_Task description_
List each line of the data that holds the word "something".

_Supplied information_
-- -- --

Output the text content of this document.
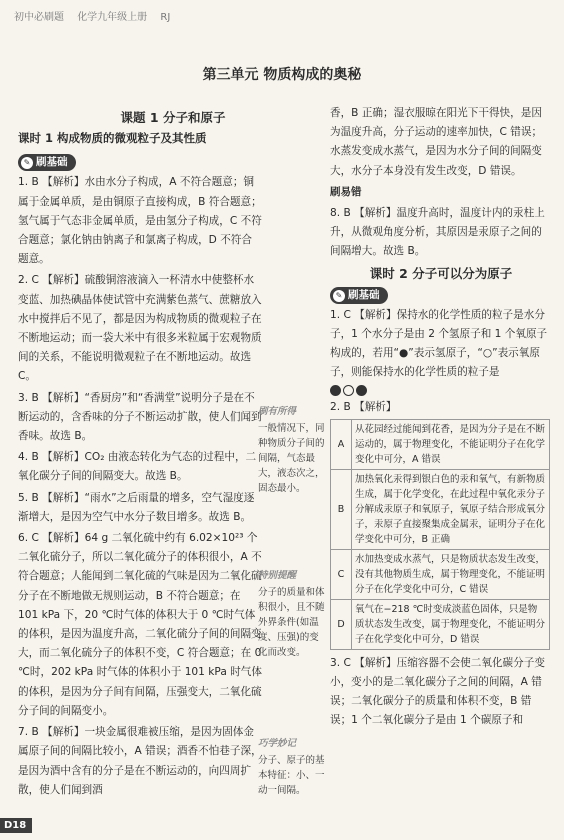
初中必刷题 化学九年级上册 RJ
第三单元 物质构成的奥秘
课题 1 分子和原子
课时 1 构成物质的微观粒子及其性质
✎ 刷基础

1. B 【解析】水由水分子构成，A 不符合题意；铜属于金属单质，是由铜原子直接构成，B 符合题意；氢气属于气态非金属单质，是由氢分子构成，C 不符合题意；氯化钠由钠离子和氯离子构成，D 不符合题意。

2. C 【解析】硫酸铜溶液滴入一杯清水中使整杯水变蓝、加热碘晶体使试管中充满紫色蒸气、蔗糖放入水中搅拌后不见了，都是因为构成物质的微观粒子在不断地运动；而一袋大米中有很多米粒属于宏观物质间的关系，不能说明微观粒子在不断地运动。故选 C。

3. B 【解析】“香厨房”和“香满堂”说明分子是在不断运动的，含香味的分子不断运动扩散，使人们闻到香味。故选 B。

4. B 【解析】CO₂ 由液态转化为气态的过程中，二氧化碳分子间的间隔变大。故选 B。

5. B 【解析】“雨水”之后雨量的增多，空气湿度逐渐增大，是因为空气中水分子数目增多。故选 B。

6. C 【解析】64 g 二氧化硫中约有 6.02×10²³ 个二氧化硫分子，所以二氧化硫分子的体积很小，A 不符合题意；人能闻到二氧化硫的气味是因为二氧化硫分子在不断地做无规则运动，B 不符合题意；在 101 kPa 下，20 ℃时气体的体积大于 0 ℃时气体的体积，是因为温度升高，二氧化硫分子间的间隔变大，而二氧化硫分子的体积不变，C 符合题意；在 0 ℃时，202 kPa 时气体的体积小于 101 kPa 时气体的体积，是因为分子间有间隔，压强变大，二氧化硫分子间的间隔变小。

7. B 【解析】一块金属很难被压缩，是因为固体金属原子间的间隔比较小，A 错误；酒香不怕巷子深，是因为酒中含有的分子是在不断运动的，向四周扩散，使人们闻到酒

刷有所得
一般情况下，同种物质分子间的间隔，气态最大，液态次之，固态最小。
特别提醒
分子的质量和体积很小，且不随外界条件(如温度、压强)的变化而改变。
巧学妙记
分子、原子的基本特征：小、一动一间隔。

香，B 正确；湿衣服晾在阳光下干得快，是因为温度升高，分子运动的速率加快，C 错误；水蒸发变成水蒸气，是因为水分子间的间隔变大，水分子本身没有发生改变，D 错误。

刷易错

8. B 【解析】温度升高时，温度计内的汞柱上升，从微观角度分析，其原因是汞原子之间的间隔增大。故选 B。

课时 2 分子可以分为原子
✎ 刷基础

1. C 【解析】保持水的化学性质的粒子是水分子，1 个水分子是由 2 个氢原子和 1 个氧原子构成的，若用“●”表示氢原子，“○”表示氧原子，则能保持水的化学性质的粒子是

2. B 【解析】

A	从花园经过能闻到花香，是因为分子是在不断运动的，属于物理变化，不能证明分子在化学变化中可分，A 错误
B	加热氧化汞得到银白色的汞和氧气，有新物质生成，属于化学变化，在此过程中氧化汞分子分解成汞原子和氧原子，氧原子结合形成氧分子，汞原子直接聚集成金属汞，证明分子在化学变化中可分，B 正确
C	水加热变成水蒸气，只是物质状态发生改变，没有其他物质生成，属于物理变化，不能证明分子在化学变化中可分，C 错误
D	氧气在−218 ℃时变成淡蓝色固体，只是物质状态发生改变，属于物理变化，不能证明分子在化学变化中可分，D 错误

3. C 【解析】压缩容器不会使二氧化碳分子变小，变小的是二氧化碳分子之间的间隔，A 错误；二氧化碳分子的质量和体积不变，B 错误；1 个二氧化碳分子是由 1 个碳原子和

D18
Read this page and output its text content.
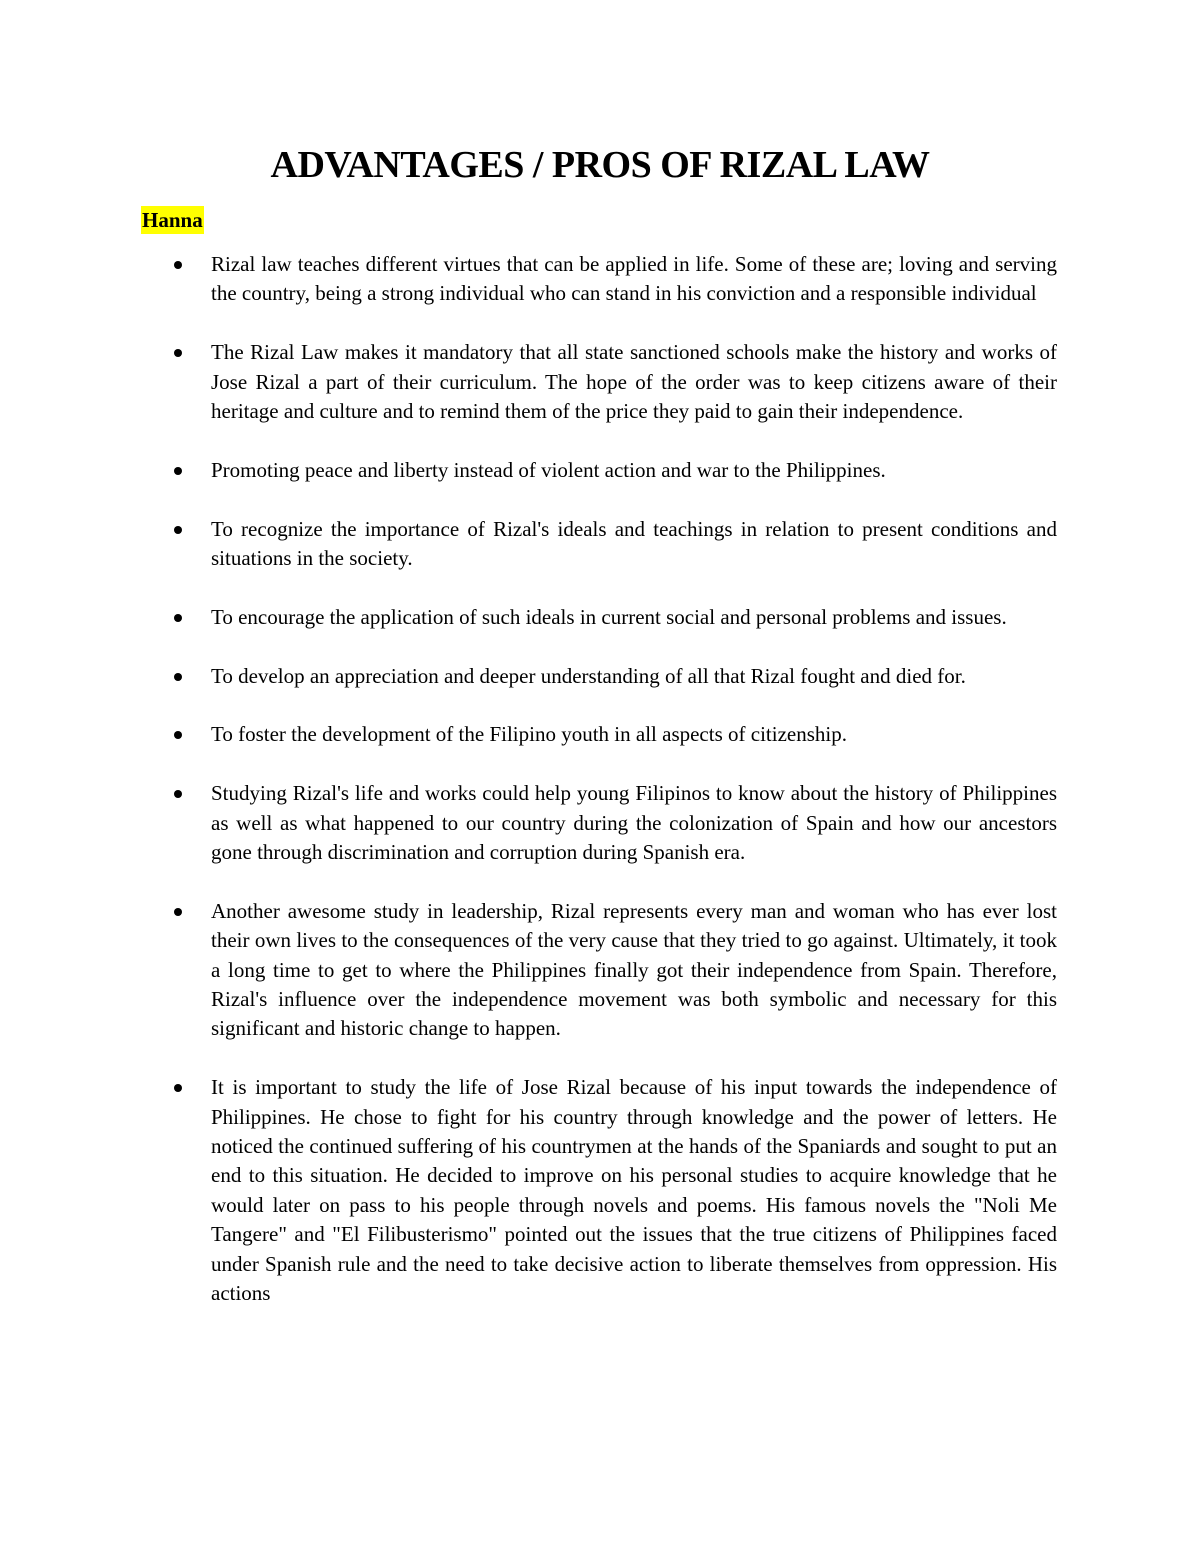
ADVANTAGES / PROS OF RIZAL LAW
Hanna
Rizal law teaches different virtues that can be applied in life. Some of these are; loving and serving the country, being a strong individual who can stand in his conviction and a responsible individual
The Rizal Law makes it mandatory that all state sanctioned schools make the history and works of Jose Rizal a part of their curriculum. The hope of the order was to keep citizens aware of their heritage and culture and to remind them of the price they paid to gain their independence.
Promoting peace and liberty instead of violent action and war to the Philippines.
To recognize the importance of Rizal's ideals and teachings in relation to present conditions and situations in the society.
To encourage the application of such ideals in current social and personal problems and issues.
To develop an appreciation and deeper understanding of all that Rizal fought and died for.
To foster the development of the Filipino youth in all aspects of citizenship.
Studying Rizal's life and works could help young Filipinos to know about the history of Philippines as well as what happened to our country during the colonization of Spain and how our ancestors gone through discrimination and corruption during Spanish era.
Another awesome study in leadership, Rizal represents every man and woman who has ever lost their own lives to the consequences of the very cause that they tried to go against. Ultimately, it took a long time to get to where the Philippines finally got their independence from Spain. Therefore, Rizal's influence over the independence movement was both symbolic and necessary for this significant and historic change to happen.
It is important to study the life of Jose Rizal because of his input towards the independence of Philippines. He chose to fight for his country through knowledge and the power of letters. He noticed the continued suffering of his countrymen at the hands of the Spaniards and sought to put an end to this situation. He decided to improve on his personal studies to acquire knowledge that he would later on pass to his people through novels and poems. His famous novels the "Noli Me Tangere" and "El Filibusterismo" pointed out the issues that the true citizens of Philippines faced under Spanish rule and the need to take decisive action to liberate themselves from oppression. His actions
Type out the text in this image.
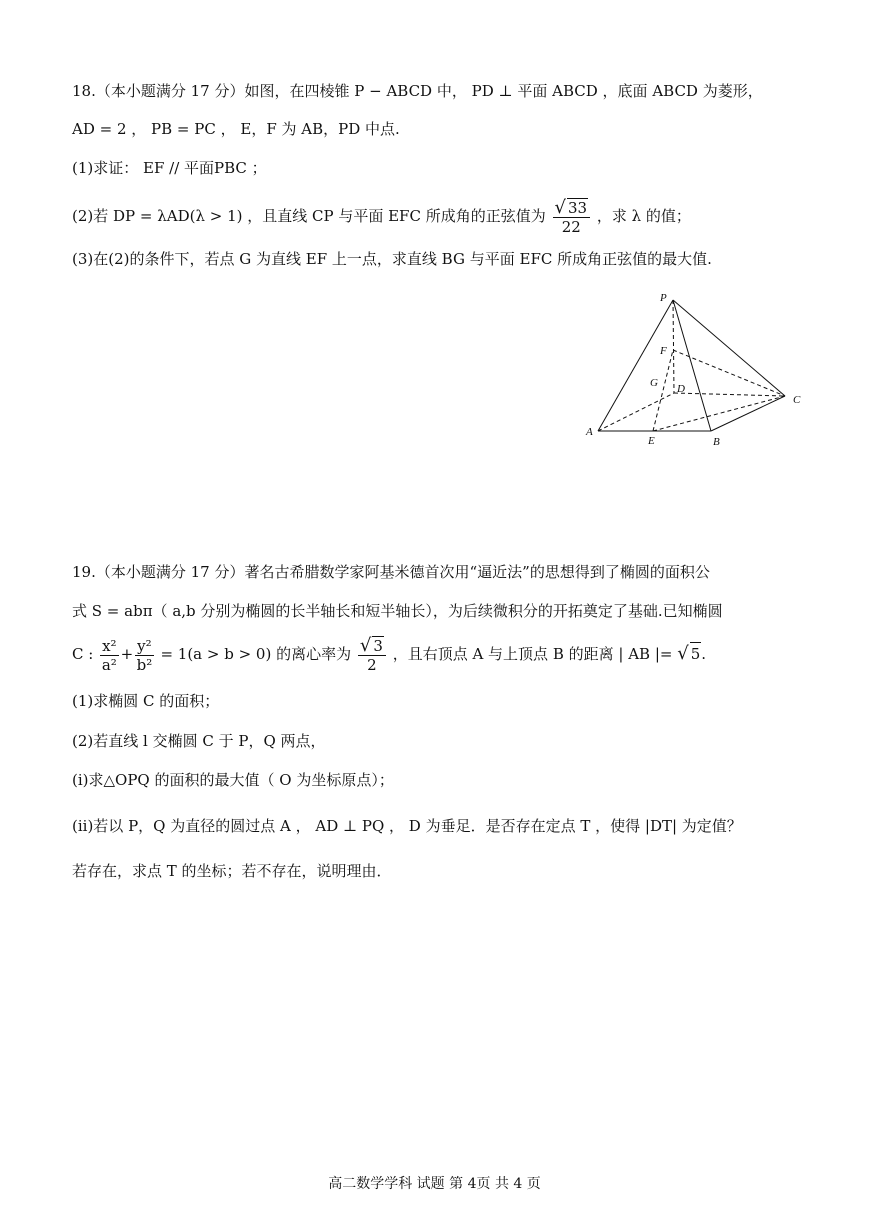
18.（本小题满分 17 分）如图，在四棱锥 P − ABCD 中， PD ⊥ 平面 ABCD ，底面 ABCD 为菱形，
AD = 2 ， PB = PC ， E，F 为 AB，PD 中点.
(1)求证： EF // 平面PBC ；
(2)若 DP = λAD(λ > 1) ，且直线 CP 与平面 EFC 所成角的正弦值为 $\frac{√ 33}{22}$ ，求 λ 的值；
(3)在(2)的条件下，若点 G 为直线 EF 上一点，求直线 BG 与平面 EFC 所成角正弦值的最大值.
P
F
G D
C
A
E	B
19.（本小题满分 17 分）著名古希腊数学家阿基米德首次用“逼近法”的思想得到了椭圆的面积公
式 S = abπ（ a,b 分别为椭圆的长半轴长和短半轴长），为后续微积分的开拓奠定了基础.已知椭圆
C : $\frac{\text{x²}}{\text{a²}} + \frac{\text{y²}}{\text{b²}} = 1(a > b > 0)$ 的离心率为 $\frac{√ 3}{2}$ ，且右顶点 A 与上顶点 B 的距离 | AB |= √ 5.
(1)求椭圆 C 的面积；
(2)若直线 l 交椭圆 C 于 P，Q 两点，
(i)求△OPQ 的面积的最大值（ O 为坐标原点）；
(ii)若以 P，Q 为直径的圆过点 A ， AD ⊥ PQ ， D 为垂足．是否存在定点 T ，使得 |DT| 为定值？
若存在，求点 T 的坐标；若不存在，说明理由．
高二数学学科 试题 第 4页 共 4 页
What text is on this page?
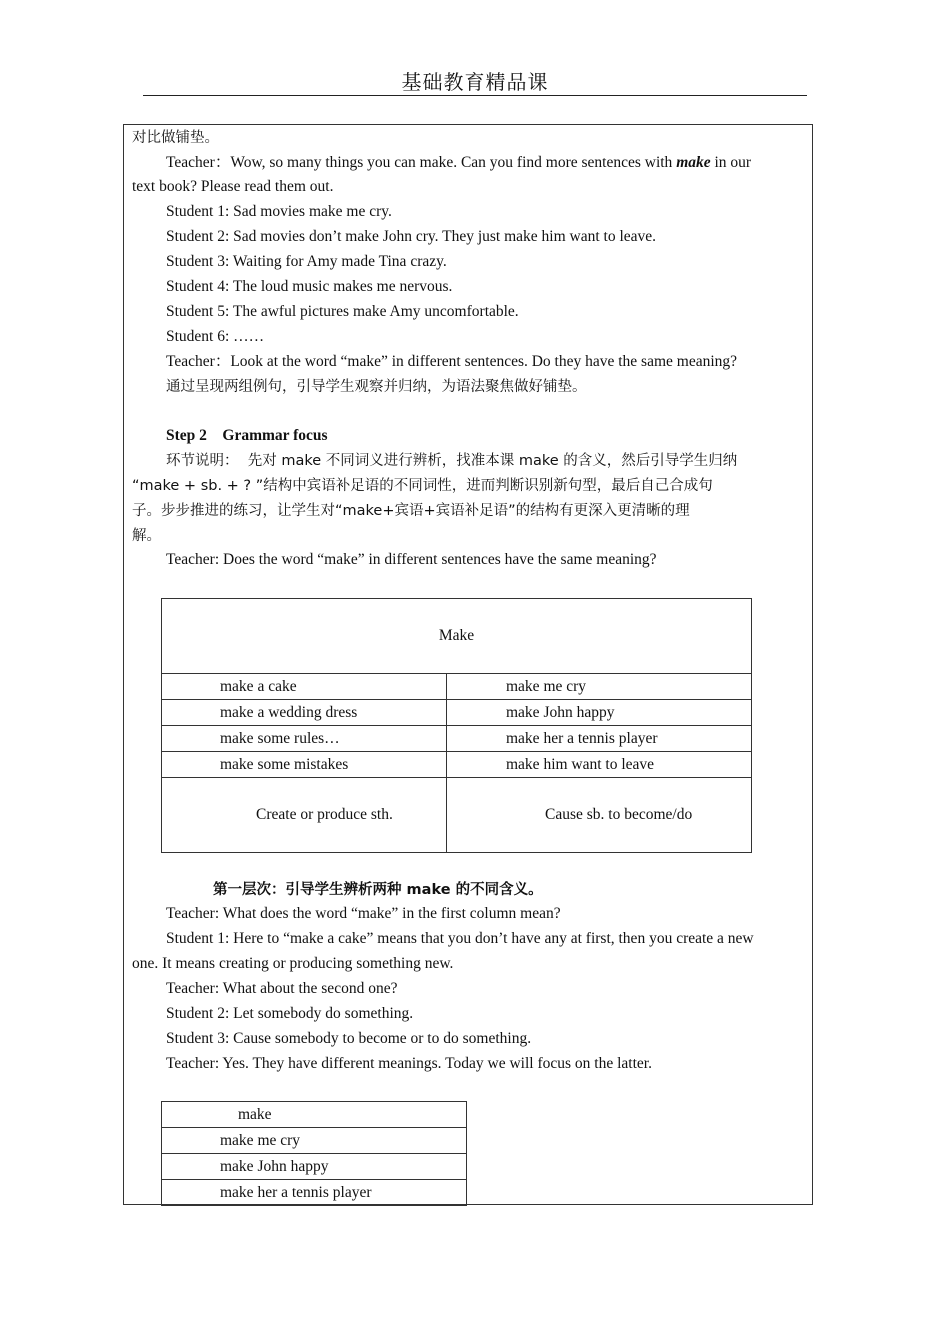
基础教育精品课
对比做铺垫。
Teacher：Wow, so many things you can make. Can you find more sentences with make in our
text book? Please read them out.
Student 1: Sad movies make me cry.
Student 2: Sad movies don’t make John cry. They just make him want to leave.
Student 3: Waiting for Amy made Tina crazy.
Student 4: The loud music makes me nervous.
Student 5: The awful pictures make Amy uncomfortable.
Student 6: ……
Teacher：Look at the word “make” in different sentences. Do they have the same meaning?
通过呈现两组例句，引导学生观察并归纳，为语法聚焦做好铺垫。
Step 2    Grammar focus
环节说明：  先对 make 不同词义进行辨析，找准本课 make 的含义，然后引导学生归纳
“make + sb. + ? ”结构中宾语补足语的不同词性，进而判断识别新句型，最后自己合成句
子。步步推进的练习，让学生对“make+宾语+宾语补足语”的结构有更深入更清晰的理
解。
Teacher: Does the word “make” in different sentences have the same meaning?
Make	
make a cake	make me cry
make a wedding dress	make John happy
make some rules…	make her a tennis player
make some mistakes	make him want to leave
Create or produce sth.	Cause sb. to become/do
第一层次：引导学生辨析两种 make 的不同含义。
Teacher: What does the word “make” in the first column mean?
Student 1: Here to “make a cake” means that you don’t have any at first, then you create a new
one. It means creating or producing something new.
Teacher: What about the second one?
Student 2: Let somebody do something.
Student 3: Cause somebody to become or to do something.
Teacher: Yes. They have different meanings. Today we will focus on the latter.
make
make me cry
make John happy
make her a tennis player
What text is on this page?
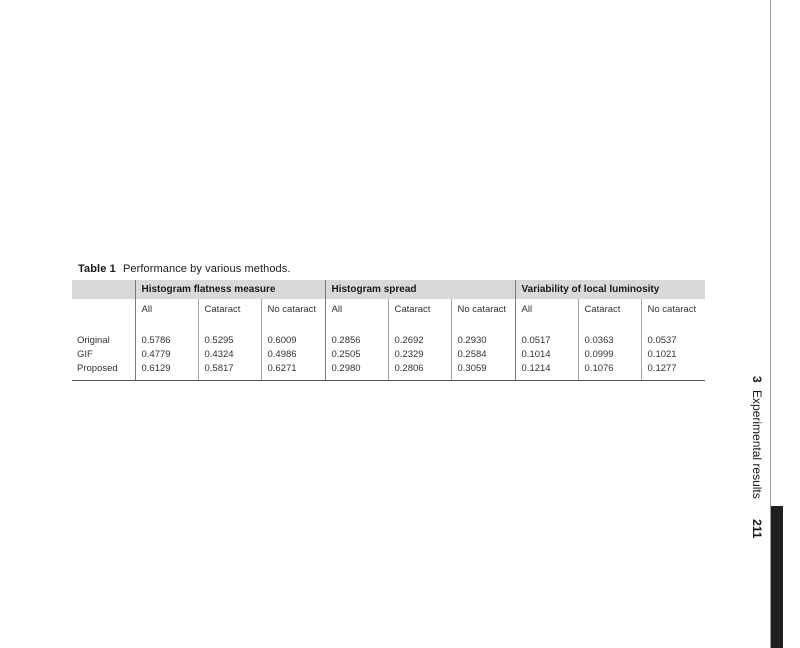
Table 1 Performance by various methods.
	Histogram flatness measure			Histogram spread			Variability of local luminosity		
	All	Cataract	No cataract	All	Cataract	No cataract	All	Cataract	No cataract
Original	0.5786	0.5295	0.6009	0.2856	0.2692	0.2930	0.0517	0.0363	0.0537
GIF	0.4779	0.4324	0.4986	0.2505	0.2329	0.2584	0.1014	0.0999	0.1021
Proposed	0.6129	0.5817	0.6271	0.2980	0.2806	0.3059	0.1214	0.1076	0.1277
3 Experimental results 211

-- -- --

_Answer below_
one. It means creating or producing something new.
Student 2: Let somebody do something.
Student 3: Cause somebody to become or to do something.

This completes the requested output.